start Information given

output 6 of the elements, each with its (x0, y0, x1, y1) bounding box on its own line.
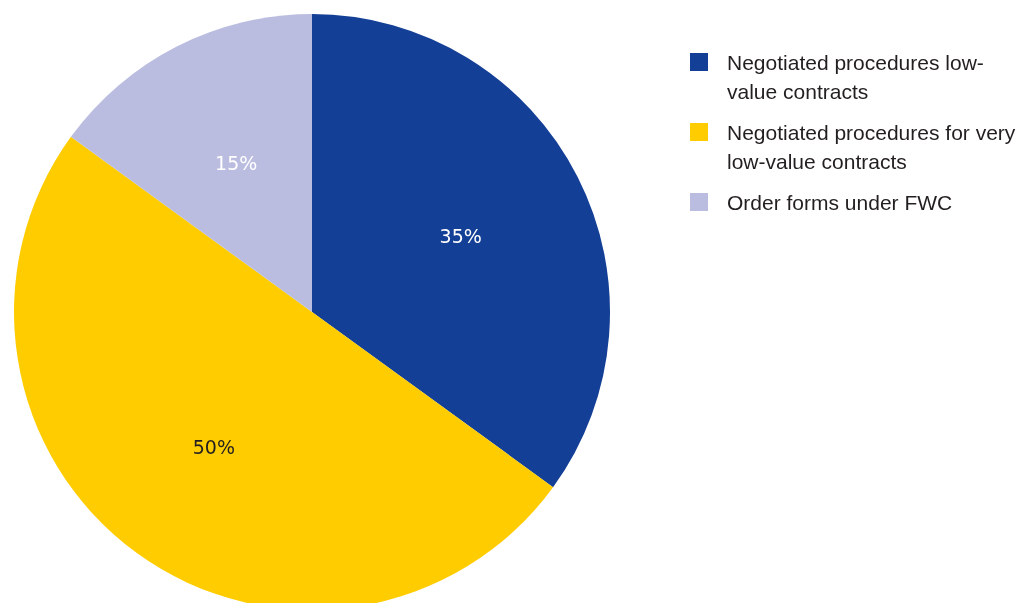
data-label: 35% (439, 225, 482, 248)
data-label: 50% (192, 436, 236, 459)
legend-label: Order forms under FWC (727, 190, 954, 216)
data-label: 15% (215, 152, 258, 175)
legend-label: Negotiated procedures low-value contracts (727, 50, 985, 105)
legend-label: Negotiated procedures for very low-value contracts (727, 120, 1017, 175)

end Information given

What is required: Could you recast every listing above as a numbered list, leaving out blank lines and the pictures?

Correct result:
1. output 6 of the elements, each with its (x0, y0, x1, y1) bounding box on its own line.
2. data-label: 35% (439, 225, 482, 248)
3. data-label: 50% (192, 436, 236, 459)
4. legend-label: Order forms under FWC (727, 190, 954, 216)
5. data-label: 15% (215, 152, 258, 175)
6. legend-label: Negotiated procedures low-value contracts (727, 50, 985, 105)
7. legend-label: Negotiated procedures for very low-value contracts (727, 120, 1017, 175)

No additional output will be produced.